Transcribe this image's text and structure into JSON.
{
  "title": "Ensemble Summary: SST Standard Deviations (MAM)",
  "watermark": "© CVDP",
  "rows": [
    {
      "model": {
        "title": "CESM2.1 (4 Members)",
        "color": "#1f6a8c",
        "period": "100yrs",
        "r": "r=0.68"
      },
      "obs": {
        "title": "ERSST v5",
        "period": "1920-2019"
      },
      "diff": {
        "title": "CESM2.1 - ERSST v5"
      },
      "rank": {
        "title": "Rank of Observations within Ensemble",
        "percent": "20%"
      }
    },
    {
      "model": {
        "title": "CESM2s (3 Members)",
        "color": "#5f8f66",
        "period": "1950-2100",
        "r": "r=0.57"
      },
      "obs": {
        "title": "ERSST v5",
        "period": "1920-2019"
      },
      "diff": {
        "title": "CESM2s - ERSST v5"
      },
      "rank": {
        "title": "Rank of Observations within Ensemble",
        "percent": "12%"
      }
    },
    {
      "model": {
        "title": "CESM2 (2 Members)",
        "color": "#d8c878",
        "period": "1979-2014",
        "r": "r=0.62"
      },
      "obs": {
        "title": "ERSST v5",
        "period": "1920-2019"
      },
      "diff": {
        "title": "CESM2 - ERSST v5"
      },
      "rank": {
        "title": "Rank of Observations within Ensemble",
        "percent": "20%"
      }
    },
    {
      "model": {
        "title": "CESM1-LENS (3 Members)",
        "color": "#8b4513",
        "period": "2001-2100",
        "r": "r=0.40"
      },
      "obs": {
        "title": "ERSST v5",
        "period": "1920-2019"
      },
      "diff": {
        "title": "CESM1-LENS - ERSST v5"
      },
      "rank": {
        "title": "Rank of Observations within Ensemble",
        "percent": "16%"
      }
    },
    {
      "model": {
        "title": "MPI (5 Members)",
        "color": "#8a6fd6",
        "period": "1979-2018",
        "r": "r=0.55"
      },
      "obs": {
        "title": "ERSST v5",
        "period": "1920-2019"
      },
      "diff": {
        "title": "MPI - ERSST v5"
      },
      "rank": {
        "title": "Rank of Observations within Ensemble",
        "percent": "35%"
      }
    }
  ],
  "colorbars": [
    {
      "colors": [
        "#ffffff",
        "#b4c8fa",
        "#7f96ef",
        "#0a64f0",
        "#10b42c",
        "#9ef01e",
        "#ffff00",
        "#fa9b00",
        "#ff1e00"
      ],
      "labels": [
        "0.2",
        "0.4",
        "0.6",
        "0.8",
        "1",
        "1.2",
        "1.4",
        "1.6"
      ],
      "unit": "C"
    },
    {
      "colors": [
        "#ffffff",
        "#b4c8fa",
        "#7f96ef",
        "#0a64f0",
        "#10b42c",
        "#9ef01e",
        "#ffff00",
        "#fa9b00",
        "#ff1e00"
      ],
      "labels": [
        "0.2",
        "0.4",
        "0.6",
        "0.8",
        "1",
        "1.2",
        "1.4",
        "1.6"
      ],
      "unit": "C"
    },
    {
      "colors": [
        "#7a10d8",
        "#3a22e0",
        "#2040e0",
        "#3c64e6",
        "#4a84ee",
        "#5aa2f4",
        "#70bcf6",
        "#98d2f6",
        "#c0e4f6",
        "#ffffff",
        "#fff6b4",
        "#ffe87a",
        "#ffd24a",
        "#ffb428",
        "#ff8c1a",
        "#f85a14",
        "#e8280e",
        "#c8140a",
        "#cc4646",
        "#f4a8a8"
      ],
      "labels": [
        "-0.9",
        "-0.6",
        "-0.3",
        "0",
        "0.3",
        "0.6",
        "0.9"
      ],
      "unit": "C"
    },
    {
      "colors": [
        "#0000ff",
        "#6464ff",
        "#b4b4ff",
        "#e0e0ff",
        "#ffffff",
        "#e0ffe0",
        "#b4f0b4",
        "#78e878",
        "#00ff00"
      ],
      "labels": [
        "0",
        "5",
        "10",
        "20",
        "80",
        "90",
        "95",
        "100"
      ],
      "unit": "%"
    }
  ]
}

**Task brief:**
Take the entries above and transcribe them in full.

**Result for this exercise:**
Transcribe this image's text and structure into JSON.
{
  "title": "Ensemble Summary: SST Standard Deviations (MAM)",
  "watermark": "© CVDP",
  "rows": [
    {
      "model": {
        "title": "CESM2.1 (4 Members)",
        "color": "#1f6a8c",
        "period": "100yrs",
        "r": "r=0.68"
      },
      "obs": {
        "title": "ERSST v5",
        "period": "1920-2019"
      },
      "diff": {
        "title": "CESM2.1 - ERSST v5"
      },
      "rank": {
        "title": "Rank of Observations within Ensemble",
        "percent": "20%"
      }
    },
    {
      "model": {
        "title": "CESM2s (3 Members)",
        "color": "#5f8f66",
        "period": "1950-2100",
        "r": "r=0.57"
      },
      "obs": {
        "title": "ERSST v5",
        "period": "1920-2019"
      },
      "diff": {
        "title": "CESM2s - ERSST v5"
      },
      "rank": {
        "title": "Rank of Observations within Ensemble",
        "percent": "12%"
      }
    },
    {
      "model": {
        "title": "CESM2 (2 Members)",
        "color": "#d8c878",
        "period": "1979-2014",
        "r": "r=0.62"
      },
      "obs": {
        "title": "ERSST v5",
        "period": "1920-2019"
      },
      "diff": {
        "title": "CESM2 - ERSST v5"
      },
      "rank": {
        "title": "Rank of Observations within Ensemble",
        "percent": "20%"
      }
    },
    {
      "model": {
        "title": "CESM1-LENS (3 Members)",
        "color": "#8b4513",
        "period": "2001-2100",
        "r": "r=0.40"
      },
      "obs": {
        "title": "ERSST v5",
        "period": "1920-2019"
      },
      "diff": {
        "title": "CESM1-LENS - ERSST v5"
      },
      "rank": {
        "title": "Rank of Observations within Ensemble",
        "percent": "16%"
      }
    },
    {
      "model": {
        "title": "MPI (5 Members)",
        "color": "#8a6fd6",
        "period": "1979-2018",
        "r": "r=0.55"
      },
      "obs": {
        "title": "ERSST v5",
        "period": "1920-2019"
      },
      "diff": {
        "title": "MPI - ERSST v5"
      },
      "rank": {
        "title": "Rank of Observations within Ensemble",
        "percent": "35%"
      }
    }
  ],
  "colorbars": [
    {
      "colors": [
        "#ffffff",
        "#b4c8fa",
        "#7f96ef",
        "#0a64f0",
        "#10b42c",
        "#9ef01e",
        "#ffff00",
        "#fa9b00",
        "#ff1e00"
      ],
      "labels": [
        "0.2",
        "0.4",
        "0.6",
        "0.8",
        "1",
        "1.2",
        "1.4",
        "1.6"
      ],
      "unit": "C"
    },
    {
      "colors": [
        "#ffffff",
        "#b4c8fa",
        "#7f96ef",
        "#0a64f0",
        "#10b42c",
        "#9ef01e",
        "#ffff00",
        "#fa9b00",
        "#ff1e00"
      ],
      "labels": [
        "0.2",
        "0.4",
        "0.6",
        "0.8",
        "1",
        "1.2",
        "1.4",
        "1.6"
      ],
      "unit": "C"
    },
    {
      "colors": [
        "#7a10d8",
        "#3a22e0",
        "#2040e0",
        "#3c64e6",
        "#4a84ee",
        "#5aa2f4",
        "#70bcf6",
        "#98d2f6",
        "#c0e4f6",
        "#ffffff",
        "#fff6b4",
        "#ffe87a",
        "#ffd24a",
        "#ffb428",
        "#ff8c1a",
        "#f85a14",
        "#e8280e",
        "#c8140a",
        "#cc4646",
        "#f4a8a8"
      ],
      "labels": [
        "-0.9",
        "-0.6",
        "-0.3",
        "0",
        "0.3",
        "0.6",
        "0.9"
      ],
      "unit": "C"
    },
    {
      "colors": [
        "#0000ff",
        "#6464ff",
        "#b4b4ff",
        "#e0e0ff",
        "#ffffff",
        "#e0ffe0",
        "#b4f0b4",
        "#78e878",
        "#00ff00"
      ],
      "labels": [
        "0",
        "5",
        "10",
        "20",
        "80",
        "90",
        "95",
        "100"
      ],
      "unit": "%"
    }
  ]
}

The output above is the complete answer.